::: MATERIAL :::

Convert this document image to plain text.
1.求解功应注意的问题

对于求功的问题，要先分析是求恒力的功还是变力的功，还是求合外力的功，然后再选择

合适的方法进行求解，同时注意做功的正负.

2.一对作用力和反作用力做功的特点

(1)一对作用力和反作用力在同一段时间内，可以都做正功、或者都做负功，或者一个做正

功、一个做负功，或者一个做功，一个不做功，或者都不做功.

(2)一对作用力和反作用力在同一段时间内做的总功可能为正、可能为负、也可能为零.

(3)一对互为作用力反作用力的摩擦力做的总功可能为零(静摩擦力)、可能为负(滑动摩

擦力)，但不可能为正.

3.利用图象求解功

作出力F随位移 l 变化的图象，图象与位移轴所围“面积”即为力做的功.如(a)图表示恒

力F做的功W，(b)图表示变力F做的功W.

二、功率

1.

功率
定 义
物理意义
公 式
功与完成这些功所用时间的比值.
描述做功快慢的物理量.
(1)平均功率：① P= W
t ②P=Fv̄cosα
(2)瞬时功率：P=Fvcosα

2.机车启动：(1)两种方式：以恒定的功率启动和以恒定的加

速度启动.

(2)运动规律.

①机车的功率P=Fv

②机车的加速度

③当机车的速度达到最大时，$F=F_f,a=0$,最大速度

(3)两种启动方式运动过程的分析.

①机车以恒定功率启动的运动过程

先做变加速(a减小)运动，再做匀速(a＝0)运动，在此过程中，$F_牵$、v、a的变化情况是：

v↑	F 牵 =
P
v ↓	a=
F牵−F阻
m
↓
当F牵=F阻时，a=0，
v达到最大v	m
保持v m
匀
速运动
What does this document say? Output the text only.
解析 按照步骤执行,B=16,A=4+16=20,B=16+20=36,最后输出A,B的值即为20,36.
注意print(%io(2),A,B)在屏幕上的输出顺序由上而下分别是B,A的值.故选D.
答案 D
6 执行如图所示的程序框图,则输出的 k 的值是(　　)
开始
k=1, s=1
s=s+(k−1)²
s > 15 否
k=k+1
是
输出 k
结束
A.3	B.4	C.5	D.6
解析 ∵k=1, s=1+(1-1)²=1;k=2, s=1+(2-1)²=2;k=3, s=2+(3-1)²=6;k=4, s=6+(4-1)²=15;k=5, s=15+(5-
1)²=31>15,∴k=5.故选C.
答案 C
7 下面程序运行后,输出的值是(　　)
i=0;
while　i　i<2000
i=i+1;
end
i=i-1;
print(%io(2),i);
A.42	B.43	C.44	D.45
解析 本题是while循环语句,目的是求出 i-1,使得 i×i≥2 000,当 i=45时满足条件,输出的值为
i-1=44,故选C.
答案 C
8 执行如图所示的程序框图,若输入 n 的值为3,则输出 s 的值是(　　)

:::

EXERCISE BRIEF: Every line of the listing that holds "text" should be found and copied.

RESULT OF THIS TASK:
Convert this document image to plain text.
What does this document say? Output the text only.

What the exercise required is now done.